*** MATERIAL SHOWN ***
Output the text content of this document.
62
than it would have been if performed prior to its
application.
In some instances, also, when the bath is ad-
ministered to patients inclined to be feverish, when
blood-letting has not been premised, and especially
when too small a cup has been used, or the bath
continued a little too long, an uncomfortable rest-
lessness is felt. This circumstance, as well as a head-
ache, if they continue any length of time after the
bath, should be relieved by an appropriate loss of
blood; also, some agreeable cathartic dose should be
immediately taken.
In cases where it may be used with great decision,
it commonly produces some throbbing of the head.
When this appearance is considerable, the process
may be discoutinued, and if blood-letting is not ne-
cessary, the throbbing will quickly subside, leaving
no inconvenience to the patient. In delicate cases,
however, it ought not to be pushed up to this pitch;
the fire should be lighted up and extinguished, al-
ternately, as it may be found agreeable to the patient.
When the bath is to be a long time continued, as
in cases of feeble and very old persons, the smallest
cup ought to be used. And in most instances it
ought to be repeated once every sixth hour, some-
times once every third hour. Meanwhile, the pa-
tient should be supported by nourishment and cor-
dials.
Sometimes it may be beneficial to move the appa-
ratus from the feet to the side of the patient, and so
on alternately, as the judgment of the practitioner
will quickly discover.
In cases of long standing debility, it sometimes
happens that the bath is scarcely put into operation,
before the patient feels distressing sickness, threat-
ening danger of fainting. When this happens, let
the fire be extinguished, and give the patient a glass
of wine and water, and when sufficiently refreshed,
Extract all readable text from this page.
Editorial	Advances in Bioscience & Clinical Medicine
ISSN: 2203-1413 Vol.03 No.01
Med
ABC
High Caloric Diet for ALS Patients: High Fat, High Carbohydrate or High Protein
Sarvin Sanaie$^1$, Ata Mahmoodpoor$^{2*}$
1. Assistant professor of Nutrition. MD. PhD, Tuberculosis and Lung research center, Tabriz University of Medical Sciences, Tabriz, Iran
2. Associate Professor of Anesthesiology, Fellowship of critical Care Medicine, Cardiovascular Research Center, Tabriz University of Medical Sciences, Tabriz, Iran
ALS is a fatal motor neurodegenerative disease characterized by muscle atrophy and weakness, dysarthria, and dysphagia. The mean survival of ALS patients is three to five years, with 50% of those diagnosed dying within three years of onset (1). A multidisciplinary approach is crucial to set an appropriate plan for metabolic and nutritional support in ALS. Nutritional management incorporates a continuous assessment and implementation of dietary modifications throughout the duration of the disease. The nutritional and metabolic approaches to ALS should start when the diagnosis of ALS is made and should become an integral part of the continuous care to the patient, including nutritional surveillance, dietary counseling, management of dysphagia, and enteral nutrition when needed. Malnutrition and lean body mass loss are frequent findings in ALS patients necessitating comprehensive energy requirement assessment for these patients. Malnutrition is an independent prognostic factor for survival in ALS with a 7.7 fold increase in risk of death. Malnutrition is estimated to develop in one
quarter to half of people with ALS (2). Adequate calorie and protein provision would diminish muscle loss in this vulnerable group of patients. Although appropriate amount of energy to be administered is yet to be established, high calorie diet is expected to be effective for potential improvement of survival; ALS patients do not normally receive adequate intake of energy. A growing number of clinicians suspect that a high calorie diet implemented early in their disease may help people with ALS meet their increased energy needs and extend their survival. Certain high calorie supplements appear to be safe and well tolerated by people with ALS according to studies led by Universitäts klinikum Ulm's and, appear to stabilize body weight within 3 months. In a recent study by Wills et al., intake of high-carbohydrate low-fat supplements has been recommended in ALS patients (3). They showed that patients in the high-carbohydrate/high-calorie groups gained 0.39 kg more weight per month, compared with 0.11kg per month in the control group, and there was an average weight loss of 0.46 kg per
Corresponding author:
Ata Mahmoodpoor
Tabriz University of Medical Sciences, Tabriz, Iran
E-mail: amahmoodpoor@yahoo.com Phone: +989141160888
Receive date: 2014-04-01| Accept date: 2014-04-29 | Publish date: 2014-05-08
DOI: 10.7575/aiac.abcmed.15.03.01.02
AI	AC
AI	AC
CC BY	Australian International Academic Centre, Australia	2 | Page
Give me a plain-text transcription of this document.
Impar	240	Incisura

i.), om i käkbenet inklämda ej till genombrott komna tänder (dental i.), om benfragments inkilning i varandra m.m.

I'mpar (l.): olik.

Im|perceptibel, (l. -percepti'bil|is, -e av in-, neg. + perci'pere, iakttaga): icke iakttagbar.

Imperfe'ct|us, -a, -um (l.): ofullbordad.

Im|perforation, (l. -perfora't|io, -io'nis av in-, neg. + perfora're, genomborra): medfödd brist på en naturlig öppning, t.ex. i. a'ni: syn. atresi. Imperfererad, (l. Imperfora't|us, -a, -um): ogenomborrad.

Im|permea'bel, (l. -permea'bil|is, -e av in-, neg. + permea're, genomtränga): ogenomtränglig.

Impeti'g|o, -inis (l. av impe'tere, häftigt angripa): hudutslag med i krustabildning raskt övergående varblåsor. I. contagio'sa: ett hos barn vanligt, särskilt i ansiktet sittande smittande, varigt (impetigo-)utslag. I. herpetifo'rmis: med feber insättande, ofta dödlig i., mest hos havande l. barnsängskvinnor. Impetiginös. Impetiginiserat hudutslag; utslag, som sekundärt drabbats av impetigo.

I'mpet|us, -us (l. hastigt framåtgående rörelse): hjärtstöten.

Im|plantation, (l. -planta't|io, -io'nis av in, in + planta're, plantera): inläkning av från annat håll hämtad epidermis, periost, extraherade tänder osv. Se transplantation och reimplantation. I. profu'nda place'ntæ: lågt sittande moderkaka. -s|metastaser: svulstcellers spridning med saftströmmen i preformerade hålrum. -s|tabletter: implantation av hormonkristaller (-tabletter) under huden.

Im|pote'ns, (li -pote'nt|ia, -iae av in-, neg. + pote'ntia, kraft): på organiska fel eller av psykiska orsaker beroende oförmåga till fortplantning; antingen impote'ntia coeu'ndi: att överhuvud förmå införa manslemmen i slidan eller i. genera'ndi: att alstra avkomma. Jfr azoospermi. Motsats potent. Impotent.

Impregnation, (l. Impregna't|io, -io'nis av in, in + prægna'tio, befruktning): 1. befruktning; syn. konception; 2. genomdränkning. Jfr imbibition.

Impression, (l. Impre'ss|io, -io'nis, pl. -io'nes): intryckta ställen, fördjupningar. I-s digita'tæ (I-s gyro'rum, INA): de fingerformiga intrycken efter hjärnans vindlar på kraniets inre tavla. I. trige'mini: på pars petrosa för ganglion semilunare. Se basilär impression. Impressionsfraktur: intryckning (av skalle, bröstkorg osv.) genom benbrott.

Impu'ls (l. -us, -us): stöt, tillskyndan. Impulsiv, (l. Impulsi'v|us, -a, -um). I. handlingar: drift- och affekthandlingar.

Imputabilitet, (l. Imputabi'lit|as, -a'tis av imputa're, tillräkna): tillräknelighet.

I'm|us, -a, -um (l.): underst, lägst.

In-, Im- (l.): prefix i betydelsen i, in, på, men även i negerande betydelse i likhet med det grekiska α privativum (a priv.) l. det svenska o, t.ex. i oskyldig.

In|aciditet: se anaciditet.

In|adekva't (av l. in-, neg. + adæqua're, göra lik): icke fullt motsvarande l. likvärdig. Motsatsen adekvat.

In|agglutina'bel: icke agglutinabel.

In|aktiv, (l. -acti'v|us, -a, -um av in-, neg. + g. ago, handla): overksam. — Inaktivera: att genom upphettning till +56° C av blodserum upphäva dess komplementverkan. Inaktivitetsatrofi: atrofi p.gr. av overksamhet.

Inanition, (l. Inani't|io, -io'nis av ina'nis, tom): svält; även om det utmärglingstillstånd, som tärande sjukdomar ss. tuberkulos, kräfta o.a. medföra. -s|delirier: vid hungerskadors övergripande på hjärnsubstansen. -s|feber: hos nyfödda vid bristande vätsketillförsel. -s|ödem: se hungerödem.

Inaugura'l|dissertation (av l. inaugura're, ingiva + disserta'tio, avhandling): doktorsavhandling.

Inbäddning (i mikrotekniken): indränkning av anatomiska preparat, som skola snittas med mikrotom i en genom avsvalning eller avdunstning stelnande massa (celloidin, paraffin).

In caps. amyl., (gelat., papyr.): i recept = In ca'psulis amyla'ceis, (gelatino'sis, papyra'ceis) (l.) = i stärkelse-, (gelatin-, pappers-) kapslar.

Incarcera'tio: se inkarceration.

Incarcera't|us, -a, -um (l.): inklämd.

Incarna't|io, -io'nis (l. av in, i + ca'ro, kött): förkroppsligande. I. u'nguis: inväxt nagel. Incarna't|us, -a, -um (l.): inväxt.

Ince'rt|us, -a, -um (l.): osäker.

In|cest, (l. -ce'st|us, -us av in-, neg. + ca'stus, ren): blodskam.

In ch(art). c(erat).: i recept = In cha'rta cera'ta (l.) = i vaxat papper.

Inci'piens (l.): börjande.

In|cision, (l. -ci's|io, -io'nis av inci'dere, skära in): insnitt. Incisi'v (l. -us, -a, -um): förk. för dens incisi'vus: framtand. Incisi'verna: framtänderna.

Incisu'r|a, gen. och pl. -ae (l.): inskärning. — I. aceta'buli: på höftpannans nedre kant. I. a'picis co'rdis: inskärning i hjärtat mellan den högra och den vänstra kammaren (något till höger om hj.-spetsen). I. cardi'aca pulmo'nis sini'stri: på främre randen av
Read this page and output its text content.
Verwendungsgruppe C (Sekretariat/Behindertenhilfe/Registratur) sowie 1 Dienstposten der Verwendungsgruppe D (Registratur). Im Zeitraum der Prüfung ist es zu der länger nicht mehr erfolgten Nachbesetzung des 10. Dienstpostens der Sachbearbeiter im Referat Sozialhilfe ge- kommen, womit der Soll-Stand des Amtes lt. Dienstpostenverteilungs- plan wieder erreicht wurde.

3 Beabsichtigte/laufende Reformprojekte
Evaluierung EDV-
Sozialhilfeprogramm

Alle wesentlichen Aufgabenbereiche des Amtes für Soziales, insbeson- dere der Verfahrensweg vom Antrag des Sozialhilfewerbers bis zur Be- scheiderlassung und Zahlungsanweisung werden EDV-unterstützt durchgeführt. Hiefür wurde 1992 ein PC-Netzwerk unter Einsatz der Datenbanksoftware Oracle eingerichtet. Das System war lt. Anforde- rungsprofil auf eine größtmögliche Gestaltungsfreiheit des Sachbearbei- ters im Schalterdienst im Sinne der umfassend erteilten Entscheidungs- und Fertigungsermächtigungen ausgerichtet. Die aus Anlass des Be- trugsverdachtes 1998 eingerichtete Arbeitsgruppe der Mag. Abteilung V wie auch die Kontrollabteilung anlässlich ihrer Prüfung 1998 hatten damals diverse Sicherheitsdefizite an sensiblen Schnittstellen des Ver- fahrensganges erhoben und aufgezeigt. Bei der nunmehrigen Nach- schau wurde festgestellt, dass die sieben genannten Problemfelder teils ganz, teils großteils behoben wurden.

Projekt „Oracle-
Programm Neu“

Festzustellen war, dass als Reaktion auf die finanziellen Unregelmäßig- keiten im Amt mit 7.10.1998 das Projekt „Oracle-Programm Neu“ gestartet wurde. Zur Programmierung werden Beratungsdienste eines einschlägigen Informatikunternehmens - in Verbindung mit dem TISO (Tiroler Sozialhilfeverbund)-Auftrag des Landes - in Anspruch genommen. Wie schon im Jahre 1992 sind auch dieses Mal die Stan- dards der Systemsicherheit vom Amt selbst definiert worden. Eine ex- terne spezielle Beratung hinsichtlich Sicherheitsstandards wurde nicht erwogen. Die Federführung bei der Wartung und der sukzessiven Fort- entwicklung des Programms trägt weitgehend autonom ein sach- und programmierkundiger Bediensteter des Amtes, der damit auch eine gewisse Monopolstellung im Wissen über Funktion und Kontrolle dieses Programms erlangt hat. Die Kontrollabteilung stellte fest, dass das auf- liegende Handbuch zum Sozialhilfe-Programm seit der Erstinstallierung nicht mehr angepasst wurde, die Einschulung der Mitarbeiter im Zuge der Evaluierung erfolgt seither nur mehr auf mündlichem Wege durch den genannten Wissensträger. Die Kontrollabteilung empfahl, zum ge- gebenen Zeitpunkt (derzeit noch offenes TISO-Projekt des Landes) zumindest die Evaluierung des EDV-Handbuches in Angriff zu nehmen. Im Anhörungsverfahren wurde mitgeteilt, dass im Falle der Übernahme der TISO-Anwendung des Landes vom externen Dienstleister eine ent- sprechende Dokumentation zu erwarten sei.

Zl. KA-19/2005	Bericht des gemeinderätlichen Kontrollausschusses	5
***
_WHAT YOU NEED TO DO_: Your task is to find each line in the entries that contains the string "long" and copy it.

_EXERCISE SOLUTION_:
continued a little too long, an uncomfortable rest-
When the bath is to be a long time continued, as
In cases of long standing debility, it sometimes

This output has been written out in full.